PAGE EXTRACT Block Start
That’s a negative trend, but If the group can reverse it then the shares could grow into today’s valuation.


CML generates a lot of cash but also spends a lot of cash, so free cash flow is volatile and was negative in 2019 and 2020.

It depends what the capital expenditure is. On the one hand, this could be a capital intensive business that will struggle to consistently generate high returns. On the other, it might be a company with a long-term culture that invests heavily in future growth. Obviously you would hope it’s the latter in this case.

The profitability metrics are mixed and volatile, and the trend has been worsening over the past couple of years.


But there’s no evidence of shareholder dilution and the company maintains a net cash position. So there’s always the chance CML will settle on the right strategy and transform its results.

Trading update for the period 1 October 2020 to 18 March 2021

Not many figures here the tone is positive.

CML has been impacted by Covid (already discussed in the half-year results) but now the board is pleased to confirm that the order intake improvement seen during the final weeks of the first half period continued through the second half.
PAGE EXTRACT Block End
GIVEN RECORDS Block Start
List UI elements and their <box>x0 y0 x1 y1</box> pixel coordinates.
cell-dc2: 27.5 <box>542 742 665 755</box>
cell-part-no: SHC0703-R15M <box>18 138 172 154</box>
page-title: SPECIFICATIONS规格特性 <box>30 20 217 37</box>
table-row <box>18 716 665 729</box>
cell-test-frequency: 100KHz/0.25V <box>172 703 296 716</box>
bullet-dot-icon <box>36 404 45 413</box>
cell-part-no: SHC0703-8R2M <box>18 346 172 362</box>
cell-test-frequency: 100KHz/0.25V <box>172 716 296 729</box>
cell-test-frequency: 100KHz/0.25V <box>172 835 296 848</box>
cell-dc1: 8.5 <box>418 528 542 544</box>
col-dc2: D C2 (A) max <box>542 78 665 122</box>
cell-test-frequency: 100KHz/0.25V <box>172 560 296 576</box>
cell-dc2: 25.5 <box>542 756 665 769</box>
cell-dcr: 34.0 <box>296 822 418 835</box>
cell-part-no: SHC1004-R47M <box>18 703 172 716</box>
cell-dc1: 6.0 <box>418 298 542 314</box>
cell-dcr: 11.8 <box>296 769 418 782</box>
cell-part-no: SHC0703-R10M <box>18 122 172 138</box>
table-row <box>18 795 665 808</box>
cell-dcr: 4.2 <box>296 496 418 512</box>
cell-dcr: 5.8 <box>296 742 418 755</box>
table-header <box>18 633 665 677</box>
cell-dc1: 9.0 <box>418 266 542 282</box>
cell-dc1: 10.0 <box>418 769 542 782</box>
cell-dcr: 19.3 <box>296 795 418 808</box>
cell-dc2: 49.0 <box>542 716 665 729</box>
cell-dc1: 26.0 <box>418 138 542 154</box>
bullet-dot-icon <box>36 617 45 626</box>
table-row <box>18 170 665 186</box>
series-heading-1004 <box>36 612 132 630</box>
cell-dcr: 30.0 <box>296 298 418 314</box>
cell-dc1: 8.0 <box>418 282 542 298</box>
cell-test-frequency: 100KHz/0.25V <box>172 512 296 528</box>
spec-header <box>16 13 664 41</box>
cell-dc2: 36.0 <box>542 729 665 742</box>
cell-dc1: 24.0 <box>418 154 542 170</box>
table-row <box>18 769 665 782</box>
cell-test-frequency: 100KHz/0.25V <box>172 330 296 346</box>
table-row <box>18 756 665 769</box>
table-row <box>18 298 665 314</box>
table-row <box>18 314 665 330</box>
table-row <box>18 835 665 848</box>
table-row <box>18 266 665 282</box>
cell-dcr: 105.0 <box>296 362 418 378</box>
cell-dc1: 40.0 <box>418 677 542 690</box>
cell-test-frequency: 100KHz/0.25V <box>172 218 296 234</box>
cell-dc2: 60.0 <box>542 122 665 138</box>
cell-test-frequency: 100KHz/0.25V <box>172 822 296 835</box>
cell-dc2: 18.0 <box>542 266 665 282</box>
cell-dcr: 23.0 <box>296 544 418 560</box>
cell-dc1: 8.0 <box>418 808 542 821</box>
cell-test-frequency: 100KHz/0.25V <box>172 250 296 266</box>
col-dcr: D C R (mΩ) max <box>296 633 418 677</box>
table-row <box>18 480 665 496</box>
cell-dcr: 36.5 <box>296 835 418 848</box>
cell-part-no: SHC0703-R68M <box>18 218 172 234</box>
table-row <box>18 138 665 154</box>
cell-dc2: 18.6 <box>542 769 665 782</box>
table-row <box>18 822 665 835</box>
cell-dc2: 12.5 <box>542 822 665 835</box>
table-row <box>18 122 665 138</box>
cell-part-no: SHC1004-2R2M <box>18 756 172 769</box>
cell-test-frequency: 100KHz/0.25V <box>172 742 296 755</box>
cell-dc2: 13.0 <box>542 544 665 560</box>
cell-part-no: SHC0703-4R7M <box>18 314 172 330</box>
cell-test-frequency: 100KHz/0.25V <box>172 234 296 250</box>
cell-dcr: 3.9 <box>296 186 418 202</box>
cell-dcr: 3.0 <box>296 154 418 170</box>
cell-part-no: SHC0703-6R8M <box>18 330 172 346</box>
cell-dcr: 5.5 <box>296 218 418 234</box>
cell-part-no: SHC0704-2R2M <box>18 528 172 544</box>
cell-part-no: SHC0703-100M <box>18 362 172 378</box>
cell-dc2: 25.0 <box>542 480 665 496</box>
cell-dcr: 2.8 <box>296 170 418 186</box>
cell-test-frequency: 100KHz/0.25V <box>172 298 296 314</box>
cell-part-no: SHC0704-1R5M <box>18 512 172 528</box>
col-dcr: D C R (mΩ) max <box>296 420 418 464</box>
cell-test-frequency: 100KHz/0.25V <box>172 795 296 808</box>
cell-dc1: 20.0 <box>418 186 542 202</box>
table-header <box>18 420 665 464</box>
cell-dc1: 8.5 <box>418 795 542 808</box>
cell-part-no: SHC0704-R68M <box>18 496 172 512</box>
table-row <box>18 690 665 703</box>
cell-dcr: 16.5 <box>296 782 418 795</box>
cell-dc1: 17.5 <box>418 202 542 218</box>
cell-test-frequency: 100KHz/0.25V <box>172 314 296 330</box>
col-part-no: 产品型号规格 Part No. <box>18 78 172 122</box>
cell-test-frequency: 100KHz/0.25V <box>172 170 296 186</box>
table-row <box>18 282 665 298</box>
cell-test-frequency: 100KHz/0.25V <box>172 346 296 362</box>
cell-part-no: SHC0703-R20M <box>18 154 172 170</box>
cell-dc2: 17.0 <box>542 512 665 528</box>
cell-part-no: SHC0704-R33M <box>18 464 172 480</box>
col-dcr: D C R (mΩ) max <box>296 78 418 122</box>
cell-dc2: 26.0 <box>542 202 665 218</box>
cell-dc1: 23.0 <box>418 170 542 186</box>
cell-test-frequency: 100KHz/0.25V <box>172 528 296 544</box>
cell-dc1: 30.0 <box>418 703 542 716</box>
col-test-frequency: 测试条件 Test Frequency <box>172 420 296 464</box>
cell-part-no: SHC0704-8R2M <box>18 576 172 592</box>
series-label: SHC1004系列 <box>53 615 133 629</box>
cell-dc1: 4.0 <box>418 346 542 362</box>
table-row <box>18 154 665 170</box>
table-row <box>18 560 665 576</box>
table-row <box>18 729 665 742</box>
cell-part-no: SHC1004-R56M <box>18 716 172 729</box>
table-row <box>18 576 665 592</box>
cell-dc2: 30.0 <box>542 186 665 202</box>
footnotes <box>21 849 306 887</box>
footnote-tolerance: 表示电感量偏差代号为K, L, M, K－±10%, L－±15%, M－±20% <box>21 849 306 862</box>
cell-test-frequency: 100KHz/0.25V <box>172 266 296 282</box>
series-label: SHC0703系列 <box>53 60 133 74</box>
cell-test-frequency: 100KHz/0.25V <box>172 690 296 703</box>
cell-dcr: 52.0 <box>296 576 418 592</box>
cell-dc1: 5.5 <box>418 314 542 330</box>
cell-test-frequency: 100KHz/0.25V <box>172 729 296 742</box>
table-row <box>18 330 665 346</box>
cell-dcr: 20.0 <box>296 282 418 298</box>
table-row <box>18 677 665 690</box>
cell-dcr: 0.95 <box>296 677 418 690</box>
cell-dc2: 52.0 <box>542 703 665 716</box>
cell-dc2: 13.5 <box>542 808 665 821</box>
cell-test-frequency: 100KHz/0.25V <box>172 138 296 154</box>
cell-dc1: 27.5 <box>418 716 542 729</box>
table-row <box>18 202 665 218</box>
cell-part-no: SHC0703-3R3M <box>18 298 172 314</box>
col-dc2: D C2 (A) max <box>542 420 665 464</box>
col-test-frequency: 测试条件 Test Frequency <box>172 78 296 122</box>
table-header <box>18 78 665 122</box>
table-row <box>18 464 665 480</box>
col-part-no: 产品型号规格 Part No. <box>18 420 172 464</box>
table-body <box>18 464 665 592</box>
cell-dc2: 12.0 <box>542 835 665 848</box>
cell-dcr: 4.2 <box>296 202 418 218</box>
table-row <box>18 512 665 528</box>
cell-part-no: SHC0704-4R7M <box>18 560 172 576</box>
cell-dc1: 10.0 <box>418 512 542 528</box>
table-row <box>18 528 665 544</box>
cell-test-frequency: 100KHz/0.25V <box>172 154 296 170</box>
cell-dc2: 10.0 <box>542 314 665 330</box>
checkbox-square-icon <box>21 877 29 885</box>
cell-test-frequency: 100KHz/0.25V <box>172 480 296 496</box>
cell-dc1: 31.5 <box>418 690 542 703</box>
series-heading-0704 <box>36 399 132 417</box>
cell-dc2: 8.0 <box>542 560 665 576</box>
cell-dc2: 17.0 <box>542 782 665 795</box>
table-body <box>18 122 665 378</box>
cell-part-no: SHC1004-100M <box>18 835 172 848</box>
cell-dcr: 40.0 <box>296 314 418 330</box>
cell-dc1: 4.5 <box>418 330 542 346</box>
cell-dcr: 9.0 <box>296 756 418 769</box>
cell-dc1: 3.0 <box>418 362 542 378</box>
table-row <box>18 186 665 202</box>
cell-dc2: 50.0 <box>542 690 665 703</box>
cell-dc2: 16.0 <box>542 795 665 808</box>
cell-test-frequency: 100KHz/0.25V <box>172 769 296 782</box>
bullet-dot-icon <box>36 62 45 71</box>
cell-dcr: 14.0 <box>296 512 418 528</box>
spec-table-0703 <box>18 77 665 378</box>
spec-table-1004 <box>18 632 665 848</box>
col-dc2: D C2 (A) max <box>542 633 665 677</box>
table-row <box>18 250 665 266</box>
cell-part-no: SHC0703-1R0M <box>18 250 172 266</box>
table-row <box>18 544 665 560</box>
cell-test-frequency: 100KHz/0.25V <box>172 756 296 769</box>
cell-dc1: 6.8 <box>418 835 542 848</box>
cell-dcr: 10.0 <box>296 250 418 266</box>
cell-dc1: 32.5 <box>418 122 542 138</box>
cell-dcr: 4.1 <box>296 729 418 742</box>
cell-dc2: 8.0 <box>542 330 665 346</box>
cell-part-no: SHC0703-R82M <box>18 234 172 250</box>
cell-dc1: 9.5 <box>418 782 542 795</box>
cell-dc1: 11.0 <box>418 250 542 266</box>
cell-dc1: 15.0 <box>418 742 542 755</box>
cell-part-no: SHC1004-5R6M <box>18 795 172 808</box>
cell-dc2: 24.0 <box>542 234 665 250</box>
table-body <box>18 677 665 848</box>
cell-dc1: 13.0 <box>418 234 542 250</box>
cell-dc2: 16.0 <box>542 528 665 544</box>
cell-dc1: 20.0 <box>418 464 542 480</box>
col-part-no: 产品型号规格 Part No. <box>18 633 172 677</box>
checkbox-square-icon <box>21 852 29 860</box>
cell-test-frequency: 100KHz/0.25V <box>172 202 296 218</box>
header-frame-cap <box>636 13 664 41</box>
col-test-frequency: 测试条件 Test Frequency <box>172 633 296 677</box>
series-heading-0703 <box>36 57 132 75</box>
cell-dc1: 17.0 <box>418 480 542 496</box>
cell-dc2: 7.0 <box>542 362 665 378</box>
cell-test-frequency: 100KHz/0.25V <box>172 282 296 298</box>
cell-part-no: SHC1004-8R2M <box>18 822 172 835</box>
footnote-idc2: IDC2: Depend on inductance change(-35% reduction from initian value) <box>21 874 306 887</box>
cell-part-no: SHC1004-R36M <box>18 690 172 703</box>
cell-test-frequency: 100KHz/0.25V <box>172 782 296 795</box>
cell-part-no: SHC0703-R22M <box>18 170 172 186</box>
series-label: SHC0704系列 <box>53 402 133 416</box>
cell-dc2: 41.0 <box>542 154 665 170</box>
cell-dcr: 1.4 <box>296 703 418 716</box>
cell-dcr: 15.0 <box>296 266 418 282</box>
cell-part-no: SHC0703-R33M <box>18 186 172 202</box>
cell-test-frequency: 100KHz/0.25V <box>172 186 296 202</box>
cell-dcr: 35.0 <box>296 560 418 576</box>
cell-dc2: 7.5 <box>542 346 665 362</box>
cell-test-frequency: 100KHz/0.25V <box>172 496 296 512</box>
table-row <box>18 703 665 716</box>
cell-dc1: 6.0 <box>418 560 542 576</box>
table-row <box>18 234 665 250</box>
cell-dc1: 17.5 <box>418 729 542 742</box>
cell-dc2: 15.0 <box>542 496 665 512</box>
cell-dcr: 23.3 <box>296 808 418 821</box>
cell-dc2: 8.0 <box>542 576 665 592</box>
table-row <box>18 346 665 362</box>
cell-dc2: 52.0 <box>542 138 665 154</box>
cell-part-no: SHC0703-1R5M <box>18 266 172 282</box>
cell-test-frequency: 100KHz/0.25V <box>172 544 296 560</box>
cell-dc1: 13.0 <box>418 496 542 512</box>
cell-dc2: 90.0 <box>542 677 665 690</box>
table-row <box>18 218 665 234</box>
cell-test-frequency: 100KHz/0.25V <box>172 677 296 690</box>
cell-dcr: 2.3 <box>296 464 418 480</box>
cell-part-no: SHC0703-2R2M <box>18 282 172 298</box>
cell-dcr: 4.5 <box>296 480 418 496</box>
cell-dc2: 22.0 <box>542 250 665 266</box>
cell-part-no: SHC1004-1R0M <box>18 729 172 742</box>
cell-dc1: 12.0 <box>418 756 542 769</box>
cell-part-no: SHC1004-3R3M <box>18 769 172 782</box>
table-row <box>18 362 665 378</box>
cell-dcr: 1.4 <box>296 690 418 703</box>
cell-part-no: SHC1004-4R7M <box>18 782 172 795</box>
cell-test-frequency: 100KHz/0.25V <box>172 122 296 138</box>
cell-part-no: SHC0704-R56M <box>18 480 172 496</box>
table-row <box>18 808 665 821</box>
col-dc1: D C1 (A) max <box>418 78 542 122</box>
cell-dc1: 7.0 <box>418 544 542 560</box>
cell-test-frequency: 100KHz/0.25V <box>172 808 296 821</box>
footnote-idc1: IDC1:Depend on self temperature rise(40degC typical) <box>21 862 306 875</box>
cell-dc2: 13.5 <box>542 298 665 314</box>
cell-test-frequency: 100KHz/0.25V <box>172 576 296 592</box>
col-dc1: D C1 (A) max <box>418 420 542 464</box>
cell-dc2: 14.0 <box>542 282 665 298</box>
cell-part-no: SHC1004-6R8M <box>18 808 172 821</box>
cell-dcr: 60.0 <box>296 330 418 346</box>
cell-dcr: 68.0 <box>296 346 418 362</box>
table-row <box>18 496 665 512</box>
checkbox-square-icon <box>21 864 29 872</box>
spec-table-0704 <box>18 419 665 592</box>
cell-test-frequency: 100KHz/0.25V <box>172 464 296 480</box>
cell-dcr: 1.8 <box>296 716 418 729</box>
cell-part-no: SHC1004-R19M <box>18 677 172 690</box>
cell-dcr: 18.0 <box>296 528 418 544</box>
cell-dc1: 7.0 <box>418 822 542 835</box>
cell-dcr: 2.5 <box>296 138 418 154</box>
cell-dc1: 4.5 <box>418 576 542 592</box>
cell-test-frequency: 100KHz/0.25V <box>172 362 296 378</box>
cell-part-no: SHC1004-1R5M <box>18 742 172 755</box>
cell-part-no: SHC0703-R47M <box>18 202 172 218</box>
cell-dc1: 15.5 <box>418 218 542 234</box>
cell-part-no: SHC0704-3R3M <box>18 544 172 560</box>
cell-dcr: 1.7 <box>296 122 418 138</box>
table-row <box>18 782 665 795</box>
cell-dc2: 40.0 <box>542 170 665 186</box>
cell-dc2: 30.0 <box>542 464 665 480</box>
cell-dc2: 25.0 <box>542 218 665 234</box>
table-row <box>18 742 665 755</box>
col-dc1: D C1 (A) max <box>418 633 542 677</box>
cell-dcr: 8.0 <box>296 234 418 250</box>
GIVEN RECORDS Block End
TASK PROMPT: Pick up the write-up on CML's finances and trading update after its last sentence and continue it.

RESPONSE TO THIS EXERCISE:
On a constant currency basis, revenues slightly improved over the first half (H1 FY21: £6.17m), with new order intake markedly better.

Market intelligence suggests that conditions for voice applications should improve through the first half of the new financial year so there’s cause for cautious optimism.

CML observes a lengthening of lead times from raw material suppliers and third-party manufacturing service companies across the semiconductor industry but is benefitting from its prior decision to maintain higher levels of raw material inventory.

This bit sounds promising, but it’s early days:

Our recent strategy has been to significantly enhance the product portfolio including entry into microwave and millimetre-wave market applications. This has been achieved through a combination of resource blend and new customer engagements. Progress has been swift with the first products emanating from this improved capability on track to be launched in the early part of H1 FY22. Early sampling of selected lead customers has generated positive feedback.

One other point in the update: the disposal of the group’s storage business and proposed capital return.

CML announced on 5 February 2021 that it had successfully completed the sale of Hyperstone, its storage division, for $49m. Net cash inflow from the sale, after transaction expenses, was just over £33m.

This enables a proposed capital return of approximately £8.3m to shareholders.

Subsequent to the return of capital, CML will start the new financial year on 1 April 2021 with a very strong balance sheet, including net cash in excess of £30m, and a singular focus on the industrial global communications market, which represents a large and high growth market opportunity for the Company.

CML’s significant cash balance now stands it in good stead and we can expect more detailed results for the period to 31 March 2021 on Tuesday 15 June.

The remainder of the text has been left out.